- AIM:
The answer should be a single number: how many lines of the entries below hold the word "epidemiological".
# PROVIDED INFORMATION start
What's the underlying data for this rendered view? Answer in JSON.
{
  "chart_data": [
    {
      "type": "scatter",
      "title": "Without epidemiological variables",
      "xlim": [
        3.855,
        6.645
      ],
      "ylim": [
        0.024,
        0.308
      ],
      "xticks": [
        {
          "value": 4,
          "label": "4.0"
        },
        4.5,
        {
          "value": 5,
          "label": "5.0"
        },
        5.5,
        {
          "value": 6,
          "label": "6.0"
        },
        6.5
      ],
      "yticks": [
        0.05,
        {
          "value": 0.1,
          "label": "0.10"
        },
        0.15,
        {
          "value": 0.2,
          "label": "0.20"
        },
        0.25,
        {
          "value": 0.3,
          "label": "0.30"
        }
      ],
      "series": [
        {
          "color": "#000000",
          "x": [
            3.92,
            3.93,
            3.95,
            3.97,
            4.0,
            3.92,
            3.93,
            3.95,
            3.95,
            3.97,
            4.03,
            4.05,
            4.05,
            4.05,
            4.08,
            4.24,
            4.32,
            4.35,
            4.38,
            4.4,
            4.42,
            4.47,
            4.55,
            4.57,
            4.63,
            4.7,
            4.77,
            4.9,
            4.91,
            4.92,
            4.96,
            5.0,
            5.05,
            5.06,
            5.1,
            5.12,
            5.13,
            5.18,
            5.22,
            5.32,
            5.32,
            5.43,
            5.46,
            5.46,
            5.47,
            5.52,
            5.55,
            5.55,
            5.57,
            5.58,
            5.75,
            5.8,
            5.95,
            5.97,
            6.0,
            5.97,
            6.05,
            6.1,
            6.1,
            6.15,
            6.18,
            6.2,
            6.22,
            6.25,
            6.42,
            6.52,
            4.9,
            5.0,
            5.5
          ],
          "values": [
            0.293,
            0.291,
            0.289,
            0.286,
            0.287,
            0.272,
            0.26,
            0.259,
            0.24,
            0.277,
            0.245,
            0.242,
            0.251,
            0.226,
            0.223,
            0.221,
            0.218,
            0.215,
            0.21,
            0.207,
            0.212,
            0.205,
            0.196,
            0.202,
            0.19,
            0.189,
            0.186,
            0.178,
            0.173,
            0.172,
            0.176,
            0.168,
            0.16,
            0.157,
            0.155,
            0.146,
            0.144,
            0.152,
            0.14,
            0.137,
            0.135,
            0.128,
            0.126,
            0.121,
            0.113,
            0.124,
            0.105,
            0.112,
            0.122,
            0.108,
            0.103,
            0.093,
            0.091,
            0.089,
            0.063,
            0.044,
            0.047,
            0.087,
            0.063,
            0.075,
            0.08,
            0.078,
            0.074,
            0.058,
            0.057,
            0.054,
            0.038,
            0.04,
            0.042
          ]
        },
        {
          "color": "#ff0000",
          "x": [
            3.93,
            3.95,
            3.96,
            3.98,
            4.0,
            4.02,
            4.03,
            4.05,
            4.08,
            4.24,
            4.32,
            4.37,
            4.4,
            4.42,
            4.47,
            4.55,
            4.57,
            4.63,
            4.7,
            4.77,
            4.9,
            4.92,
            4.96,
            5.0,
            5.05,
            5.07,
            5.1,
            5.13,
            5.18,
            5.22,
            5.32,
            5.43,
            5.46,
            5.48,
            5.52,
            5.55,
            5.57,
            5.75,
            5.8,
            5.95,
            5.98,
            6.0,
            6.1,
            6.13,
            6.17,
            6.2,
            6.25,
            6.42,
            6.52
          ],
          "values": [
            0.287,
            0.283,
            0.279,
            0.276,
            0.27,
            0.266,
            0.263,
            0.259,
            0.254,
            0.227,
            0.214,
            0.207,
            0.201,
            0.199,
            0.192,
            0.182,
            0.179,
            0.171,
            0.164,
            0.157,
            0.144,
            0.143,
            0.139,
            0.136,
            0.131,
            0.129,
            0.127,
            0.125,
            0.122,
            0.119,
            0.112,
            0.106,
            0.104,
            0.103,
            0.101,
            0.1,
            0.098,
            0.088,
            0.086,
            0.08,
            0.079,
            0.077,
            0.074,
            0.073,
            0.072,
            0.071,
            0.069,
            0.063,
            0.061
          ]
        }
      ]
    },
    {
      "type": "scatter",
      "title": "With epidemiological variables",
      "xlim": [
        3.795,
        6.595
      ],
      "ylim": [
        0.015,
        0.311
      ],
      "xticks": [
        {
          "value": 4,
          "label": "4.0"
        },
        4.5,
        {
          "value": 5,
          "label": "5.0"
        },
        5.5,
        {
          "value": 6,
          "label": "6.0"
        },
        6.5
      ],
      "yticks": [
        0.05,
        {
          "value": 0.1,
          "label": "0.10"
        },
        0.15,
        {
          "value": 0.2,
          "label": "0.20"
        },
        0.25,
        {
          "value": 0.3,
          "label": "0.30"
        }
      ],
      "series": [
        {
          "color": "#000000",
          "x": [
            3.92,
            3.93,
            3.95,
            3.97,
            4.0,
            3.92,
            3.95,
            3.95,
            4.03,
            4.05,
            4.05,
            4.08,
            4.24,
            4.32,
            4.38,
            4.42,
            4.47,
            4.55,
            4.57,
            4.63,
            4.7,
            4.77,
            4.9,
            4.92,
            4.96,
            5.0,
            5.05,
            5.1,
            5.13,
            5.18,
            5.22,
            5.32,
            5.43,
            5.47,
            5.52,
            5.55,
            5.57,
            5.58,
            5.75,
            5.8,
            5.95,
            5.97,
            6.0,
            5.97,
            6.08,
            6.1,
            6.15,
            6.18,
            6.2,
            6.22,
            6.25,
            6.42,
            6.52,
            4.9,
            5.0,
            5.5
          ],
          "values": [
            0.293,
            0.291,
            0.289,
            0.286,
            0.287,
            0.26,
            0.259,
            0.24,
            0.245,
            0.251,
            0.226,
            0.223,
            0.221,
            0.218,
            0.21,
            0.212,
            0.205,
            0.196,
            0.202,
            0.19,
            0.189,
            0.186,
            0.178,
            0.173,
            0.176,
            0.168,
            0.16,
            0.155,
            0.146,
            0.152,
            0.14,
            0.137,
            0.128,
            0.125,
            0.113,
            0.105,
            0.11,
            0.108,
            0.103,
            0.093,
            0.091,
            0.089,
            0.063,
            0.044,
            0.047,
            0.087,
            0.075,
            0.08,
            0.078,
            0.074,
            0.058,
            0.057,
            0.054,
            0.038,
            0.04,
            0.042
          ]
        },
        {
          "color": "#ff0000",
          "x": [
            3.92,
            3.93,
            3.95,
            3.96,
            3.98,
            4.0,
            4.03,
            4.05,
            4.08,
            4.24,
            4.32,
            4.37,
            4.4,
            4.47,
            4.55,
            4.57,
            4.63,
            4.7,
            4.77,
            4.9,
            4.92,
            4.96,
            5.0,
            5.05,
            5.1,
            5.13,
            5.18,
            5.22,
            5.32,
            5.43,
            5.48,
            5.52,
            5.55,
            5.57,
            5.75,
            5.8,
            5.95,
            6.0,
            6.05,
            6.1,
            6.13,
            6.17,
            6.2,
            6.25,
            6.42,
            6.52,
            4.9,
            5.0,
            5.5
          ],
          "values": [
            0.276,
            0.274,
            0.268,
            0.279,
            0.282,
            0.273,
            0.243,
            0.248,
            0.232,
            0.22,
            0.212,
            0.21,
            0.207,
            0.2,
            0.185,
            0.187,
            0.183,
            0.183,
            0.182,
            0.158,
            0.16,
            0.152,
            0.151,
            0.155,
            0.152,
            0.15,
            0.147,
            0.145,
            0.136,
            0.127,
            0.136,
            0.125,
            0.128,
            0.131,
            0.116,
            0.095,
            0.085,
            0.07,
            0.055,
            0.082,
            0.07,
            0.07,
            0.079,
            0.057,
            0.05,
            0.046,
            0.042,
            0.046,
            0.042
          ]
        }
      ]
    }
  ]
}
# PROVIDED INFORMATION end
- OUTPUT OF THE EXERCISE:
2